— BEGIN STORED DATA —
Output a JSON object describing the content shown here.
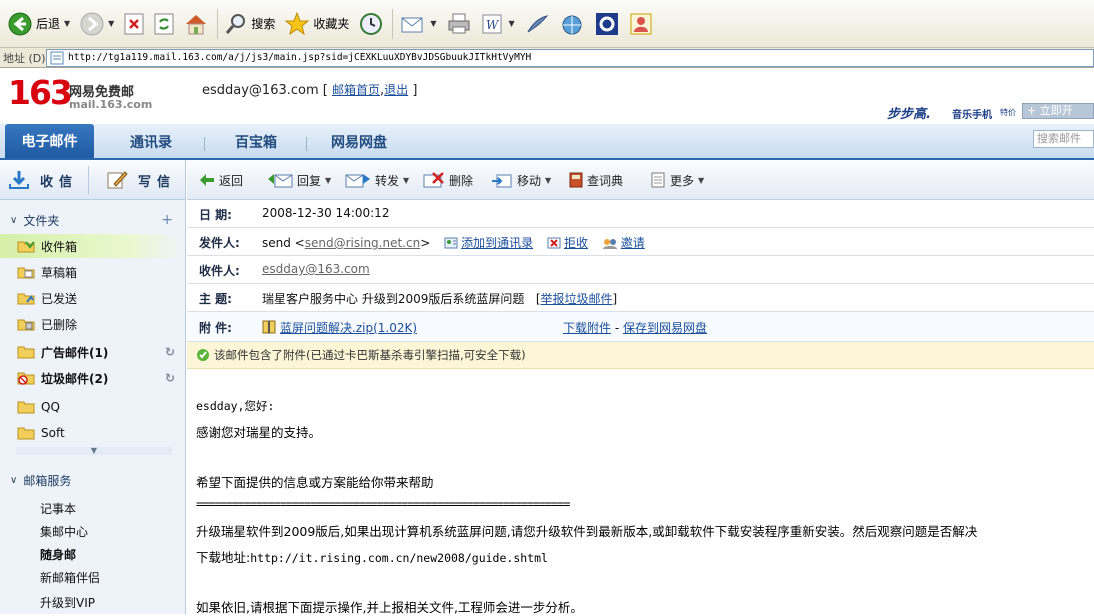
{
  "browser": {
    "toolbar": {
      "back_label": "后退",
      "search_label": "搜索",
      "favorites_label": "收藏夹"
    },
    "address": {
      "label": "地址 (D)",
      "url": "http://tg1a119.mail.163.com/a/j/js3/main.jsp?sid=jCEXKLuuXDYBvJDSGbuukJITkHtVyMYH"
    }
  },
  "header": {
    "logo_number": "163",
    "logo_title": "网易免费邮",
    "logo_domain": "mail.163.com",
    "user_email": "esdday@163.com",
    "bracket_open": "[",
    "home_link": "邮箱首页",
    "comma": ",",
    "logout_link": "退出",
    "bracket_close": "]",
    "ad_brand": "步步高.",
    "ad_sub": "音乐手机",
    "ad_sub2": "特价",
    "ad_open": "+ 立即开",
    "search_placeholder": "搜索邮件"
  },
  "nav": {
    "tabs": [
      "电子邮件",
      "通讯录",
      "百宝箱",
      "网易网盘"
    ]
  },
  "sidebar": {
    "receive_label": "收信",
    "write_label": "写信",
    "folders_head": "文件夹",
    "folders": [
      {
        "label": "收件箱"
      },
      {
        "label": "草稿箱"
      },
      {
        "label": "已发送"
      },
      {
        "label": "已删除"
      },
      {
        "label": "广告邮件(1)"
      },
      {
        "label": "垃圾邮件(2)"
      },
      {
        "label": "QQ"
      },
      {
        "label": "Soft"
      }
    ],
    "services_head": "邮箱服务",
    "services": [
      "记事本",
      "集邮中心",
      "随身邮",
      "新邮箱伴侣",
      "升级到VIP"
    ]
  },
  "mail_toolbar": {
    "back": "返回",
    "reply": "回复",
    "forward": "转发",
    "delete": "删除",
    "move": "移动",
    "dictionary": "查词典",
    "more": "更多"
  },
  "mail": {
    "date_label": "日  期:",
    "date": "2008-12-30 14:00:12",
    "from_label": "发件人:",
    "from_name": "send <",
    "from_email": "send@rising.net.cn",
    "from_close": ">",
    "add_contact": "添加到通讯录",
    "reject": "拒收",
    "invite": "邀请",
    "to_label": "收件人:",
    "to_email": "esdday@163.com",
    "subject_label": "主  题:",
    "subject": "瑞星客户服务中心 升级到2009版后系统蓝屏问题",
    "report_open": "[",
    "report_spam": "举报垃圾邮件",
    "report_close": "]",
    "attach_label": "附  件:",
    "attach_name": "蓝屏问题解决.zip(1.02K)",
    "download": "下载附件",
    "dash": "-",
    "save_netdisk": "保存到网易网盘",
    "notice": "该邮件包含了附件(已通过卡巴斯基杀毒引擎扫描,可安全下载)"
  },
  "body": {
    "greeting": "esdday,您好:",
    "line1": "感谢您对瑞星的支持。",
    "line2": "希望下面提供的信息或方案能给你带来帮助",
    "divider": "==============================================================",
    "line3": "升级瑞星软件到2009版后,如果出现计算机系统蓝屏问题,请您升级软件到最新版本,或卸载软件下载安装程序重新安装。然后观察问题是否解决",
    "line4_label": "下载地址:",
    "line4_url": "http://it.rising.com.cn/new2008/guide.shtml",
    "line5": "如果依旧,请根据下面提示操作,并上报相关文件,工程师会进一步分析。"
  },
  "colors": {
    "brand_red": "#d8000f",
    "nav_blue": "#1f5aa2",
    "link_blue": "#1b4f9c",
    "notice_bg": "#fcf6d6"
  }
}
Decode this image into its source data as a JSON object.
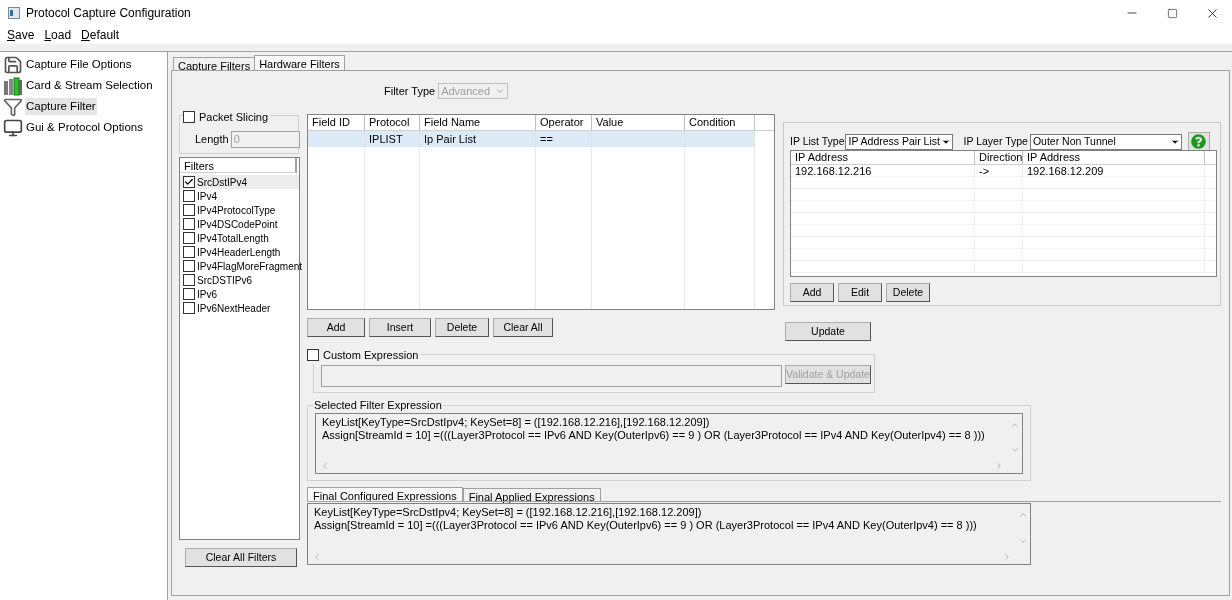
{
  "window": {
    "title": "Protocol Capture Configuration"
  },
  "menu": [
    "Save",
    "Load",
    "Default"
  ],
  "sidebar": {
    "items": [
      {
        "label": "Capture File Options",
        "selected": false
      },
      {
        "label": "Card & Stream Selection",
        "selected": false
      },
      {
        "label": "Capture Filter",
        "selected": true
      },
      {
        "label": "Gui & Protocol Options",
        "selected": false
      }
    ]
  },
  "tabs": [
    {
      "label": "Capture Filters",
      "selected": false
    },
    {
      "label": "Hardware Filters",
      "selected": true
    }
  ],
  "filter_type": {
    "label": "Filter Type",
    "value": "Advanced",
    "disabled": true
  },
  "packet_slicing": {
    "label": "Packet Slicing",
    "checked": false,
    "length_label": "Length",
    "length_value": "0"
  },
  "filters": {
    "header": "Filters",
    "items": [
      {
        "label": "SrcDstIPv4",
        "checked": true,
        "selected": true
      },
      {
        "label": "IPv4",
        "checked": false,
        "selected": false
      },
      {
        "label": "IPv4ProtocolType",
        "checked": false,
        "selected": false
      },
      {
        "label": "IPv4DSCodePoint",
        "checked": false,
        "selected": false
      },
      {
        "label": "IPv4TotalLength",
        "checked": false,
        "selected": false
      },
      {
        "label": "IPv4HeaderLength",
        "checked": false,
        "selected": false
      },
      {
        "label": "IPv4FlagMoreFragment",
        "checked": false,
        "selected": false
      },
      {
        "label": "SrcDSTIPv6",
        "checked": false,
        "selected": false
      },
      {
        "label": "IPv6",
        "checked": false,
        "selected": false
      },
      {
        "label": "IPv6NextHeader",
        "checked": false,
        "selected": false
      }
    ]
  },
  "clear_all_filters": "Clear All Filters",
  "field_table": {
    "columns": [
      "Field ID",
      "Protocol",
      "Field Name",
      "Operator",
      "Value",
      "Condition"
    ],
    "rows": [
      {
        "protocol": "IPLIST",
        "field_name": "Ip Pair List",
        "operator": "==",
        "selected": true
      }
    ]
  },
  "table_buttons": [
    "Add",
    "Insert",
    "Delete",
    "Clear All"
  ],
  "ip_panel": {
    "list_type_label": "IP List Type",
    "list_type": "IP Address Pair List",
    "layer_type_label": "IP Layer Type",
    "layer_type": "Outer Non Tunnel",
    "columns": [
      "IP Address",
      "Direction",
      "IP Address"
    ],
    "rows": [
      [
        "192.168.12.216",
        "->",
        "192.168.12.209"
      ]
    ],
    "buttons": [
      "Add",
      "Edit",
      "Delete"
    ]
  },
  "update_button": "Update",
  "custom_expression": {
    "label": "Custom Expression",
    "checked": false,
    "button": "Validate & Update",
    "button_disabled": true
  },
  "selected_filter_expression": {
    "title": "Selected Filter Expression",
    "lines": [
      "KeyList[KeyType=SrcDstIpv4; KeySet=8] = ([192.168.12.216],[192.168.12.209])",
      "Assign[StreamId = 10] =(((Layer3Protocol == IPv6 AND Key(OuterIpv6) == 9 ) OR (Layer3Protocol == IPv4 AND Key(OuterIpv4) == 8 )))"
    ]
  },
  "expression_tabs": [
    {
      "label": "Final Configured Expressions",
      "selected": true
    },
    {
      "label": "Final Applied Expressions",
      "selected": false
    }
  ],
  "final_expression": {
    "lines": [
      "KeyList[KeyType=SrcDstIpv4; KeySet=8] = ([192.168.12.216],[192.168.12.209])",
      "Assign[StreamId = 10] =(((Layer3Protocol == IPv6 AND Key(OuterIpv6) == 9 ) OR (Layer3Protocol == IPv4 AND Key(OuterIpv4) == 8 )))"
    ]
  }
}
— END STORED DATA —
Print all of the entries word for word. Omit the pictures they contain.

Output a JSON object describing the content shown here.
{
  "browser": {
    "toolbar": {
      "back_label": "后退",
      "search_label": "搜索",
      "favorites_label": "收藏夹"
    },
    "address": {
      "label": "地址 (D)",
      "url": "http://tg1a119.mail.163.com/a/j/js3/main.jsp?sid=jCEXKLuuXDYBvJDSGbuukJITkHtVyMYH"
    }
  },
  "header": {
    "logo_number": "163",
    "logo_title": "网易免费邮",
    "logo_domain": "mail.163.com",
    "user_email": "esdday@163.com",
    "bracket_open": "[",
    "home_link": "邮箱首页",
    "comma": ",",
    "logout_link": "退出",
    "bracket_close": "]",
    "ad_brand": "步步高.",
    "ad_sub": "音乐手机",
    "ad_sub2": "特价",
    "ad_open": "+ 立即开",
    "search_placeholder": "搜索邮件"
  },
  "nav": {
    "tabs": [
      "电子邮件",
      "通讯录",
      "百宝箱",
      "网易网盘"
    ]
  },
  "sidebar": {
    "receive_label": "收信",
    "write_label": "写信",
    "folders_head": "文件夹",
    "folders": [
      {
        "label": "收件箱"
      },
      {
        "label": "草稿箱"
      },
      {
        "label": "已发送"
      },
      {
        "label": "已删除"
      },
      {
        "label": "广告邮件(1)"
      },
      {
        "label": "垃圾邮件(2)"
      },
      {
        "label": "QQ"
      },
      {
        "label": "Soft"
      }
    ],
    "services_head": "邮箱服务",
    "services": [
      "记事本",
      "集邮中心",
      "随身邮",
      "新邮箱伴侣",
      "升级到VIP"
    ]
  },
  "mail_toolbar": {
    "back": "返回",
    "reply": "回复",
    "forward": "转发",
    "delete": "删除",
    "move": "移动",
    "dictionary": "查词典",
    "more": "更多"
  },
  "mail": {
    "date_label": "日  期:",
    "date": "2008-12-30 14:00:12",
    "from_label": "发件人:",
    "from_name": "send <",
    "from_email": "send@rising.net.cn",
    "from_close": ">",
    "add_contact": "添加到通讯录",
    "reject": "拒收",
    "invite": "邀请",
    "to_label": "收件人:",
    "to_email": "esdday@163.com",
    "subject_label": "主  题:",
    "subject": "瑞星客户服务中心 升级到2009版后系统蓝屏问题",
    "report_open": "[",
    "report_spam": "举报垃圾邮件",
    "report_close": "]",
    "attach_label": "附  件:",
    "attach_name": "蓝屏问题解决.zip(1.02K)",
    "download": "下载附件",
    "dash": "-",
    "save_netdisk": "保存到网易网盘",
    "notice": "该邮件包含了附件(已通过卡巴斯基杀毒引擎扫描,可安全下载)"
  },
  "body": {
    "greeting": "esdday,您好:",
    "line1": "感谢您对瑞星的支持。",
    "line2": "希望下面提供的信息或方案能给你带来帮助",
    "divider": "==============================================================",
    "line3": "升级瑞星软件到2009版后,如果出现计算机系统蓝屏问题,请您升级软件到最新版本,或卸载软件下载安装程序重新安装。然后观察问题是否解决",
    "line4_label": "下载地址:",
    "line4_url": "http://it.rising.com.cn/new2008/guide.shtml",
    "line5": "如果依旧,请根据下面提示操作,并上报相关文件,工程师会进一步分析。"
  },
  "colors": {
    "brand_red": "#d8000f",
    "nav_blue": "#1f5aa2",
    "link_blue": "#1b4f9c",
    "notice_bg": "#fcf6d6"
  }
}
Decode this image into its source data as a JSON object.
{
  "window": {
    "title": "Protocol Capture Configuration"
  },
  "menu": [
    "Save",
    "Load",
    "Default"
  ],
  "sidebar": {
    "items": [
      {
        "label": "Capture File Options",
        "selected": false
      },
      {
        "label": "Card & Stream Selection",
        "selected": false
      },
      {
        "label": "Capture Filter",
        "selected": true
      },
      {
        "label": "Gui & Protocol Options",
        "selected": false
      }
    ]
  },
  "tabs": [
    {
      "label": "Capture Filters",
      "selected": false
    },
    {
      "label": "Hardware Filters",
      "selected": true
    }
  ],
  "filter_type": {
    "label": "Filter Type",
    "value": "Advanced",
    "disabled": true
  },
  "packet_slicing": {
    "label": "Packet Slicing",
    "checked": false,
    "length_label": "Length",
    "length_value": "0"
  },
  "filters": {
    "header": "Filters",
    "items": [
      {
        "label": "SrcDstIPv4",
        "checked": true,
        "selected": true
      },
      {
        "label": "IPv4",
        "checked": false,
        "selected": false
      },
      {
        "label": "IPv4ProtocolType",
        "checked": false,
        "selected": false
      },
      {
        "label": "IPv4DSCodePoint",
        "checked": false,
        "selected": false
      },
      {
        "label": "IPv4TotalLength",
        "checked": false,
        "selected": false
      },
      {
        "label": "IPv4HeaderLength",
        "checked": false,
        "selected": false
      },
      {
        "label": "IPv4FlagMoreFragment",
        "checked": false,
        "selected": false
      },
      {
        "label": "SrcDSTIPv6",
        "checked": false,
        "selected": false
      },
      {
        "label": "IPv6",
        "checked": false,
        "selected": false
      },
      {
        "label": "IPv6NextHeader",
        "checked": false,
        "selected": false
      }
    ]
  },
  "clear_all_filters": "Clear All Filters",
  "field_table": {
    "columns": [
      "Field ID",
      "Protocol",
      "Field Name",
      "Operator",
      "Value",
      "Condition"
    ],
    "rows": [
      {
        "protocol": "IPLIST",
        "field_name": "Ip Pair List",
        "operator": "==",
        "selected": true
      }
    ]
  },
  "table_buttons": [
    "Add",
    "Insert",
    "Delete",
    "Clear All"
  ],
  "ip_panel": {
    "list_type_label": "IP List Type",
    "list_type": "IP Address Pair List",
    "layer_type_label": "IP Layer Type",
    "layer_type": "Outer Non Tunnel",
    "columns": [
      "IP Address",
      "Direction",
      "IP Address"
    ],
    "rows": [
      [
        "192.168.12.216",
        "->",
        "192.168.12.209"
      ]
    ],
    "buttons": [
      "Add",
      "Edit",
      "Delete"
    ]
  },
  "update_button": "Update",
  "custom_expression": {
    "label": "Custom Expression",
    "checked": false,
    "button": "Validate & Update",
    "button_disabled": true
  },
  "selected_filter_expression": {
    "title": "Selected Filter Expression",
    "lines": [
      "KeyList[KeyType=SrcDstIpv4; KeySet=8] = ([192.168.12.216],[192.168.12.209])",
      "Assign[StreamId = 10] =(((Layer3Protocol == IPv6 AND Key(OuterIpv6) == 9 ) OR (Layer3Protocol == IPv4 AND Key(OuterIpv4) == 8 )))"
    ]
  },
  "expression_tabs": [
    {
      "label": "Final Configured Expressions",
      "selected": true
    },
    {
      "label": "Final Applied Expressions",
      "selected": false
    }
  ],
  "final_expression": {
    "lines": [
      "KeyList[KeyType=SrcDstIpv4; KeySet=8] = ([192.168.12.216],[192.168.12.209])",
      "Assign[StreamId = 10] =(((Layer3Protocol == IPv6 AND Key(OuterIpv6) == 9 ) OR (Layer3Protocol == IPv4 AND Key(OuterIpv4) == 8 )))"
    ]
  }
}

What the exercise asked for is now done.